▸ Given instruction:
Write out every entry exactly as it stands.

▸ Data shown:
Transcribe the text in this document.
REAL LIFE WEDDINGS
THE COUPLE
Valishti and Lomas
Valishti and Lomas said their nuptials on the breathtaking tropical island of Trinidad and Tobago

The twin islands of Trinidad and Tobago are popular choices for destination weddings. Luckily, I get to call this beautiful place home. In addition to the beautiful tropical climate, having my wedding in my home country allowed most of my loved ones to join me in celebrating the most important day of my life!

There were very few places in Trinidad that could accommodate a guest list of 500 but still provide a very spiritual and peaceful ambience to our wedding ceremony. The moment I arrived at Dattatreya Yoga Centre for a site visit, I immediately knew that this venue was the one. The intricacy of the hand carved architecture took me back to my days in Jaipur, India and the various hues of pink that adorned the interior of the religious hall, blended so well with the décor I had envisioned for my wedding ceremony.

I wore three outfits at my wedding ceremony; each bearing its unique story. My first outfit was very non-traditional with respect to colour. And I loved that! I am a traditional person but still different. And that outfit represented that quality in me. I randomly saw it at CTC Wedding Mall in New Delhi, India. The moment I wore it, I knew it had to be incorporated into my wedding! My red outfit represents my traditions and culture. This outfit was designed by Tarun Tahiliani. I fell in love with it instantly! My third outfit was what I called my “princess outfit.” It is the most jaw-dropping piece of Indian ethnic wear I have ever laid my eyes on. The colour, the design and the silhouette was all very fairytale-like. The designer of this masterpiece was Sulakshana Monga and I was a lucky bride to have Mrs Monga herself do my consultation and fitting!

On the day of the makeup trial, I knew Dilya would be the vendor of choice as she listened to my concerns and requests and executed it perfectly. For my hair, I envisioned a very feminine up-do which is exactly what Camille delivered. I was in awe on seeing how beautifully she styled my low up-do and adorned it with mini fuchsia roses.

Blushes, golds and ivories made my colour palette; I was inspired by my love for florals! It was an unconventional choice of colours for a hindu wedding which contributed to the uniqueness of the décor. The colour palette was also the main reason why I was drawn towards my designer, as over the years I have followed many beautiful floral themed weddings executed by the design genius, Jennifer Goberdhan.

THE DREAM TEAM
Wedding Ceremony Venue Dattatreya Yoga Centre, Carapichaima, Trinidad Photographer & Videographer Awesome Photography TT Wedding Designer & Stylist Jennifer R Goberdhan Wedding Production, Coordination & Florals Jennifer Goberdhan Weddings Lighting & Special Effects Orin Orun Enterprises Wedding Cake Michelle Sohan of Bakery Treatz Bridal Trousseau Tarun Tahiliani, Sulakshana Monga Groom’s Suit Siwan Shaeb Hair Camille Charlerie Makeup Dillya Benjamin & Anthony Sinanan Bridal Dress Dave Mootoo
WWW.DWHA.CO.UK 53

▸ Solution for this task:
Transcribe the text in this document.
REAL LIFE WEDDINGS
THE COUPLE
Valishti and Lomas
Valishti and Lomas said their nuptials on the breathtaking tropical island of Trinidad and Tobago

The twin islands of Trinidad and Tobago are popular choices for destination weddings. Luckily, I get to call this beautiful place home. In addition to the beautiful tropical climate, having my wedding in my home country allowed most of my loved ones to join me in celebrating the most important day of my life!

There were very few places in Trinidad that could accommodate a guest list of 500 but still provide a very spiritual and peaceful ambience to our wedding ceremony. The moment I arrived at Dattatreya Yoga Centre for a site visit, I immediately knew that this venue was the one. The intricacy of the hand carved architecture took me back to my days in Jaipur, India and the various hues of pink that adorned the interior of the religious hall, blended so well with the décor I had envisioned for my wedding ceremony.

I wore three outfits at my wedding ceremony; each bearing its unique story. My first outfit was very non-traditional with respect to colour. And I loved that! I am a traditional person but still different. And that outfit represented that quality in me. I randomly saw it at CTC Wedding Mall in New Delhi, India. The moment I wore it, I knew it had to be incorporated into my wedding! My red outfit represents my traditions and culture. This outfit was designed by Tarun Tahiliani. I fell in love with it instantly! My third outfit was what I called my “princess outfit.” It is the most jaw-dropping piece of Indian ethnic wear I have ever laid my eyes on. The colour, the design and the silhouette was all very fairytale-like. The designer of this masterpiece was Sulakshana Monga and I was a lucky bride to have Mrs Monga herself do my consultation and fitting!

On the day of the makeup trial, I knew Dilya would be the vendor of choice as she listened to my concerns and requests and executed it perfectly. For my hair, I envisioned a very feminine up-do which is exactly what Camille delivered. I was in awe on seeing how beautifully she styled my low up-do and adorned it with mini fuchsia roses.

Blushes, golds and ivories made my colour palette; I was inspired by my love for florals! It was an unconventional choice of colours for a hindu wedding which contributed to the uniqueness of the décor. The colour palette was also the main reason why I was drawn towards my designer, as over the years I have followed many beautiful floral themed weddings executed by the design genius, Jennifer Goberdhan.

THE DREAM TEAM
Wedding Ceremony Venue Dattatreya Yoga Centre, Carapichaima, Trinidad Photographer & Videographer Awesome Photography TT Wedding Designer & Stylist Jennifer R Goberdhan Wedding Production, Coordination & Florals Jennifer Goberdhan Weddings Lighting & Special Effects Orin Orun Enterprises Wedding Cake Michelle Sohan of Bakery Treatz Bridal Trousseau Tarun Tahiliani, Sulakshana Monga Groom’s Suit Siwan Shaeb Hair Camille Charlerie Makeup Dillya Benjamin & Anthony Sinanan Bridal Dress Dave Mootoo
WWW.DWHA.CO.UK 53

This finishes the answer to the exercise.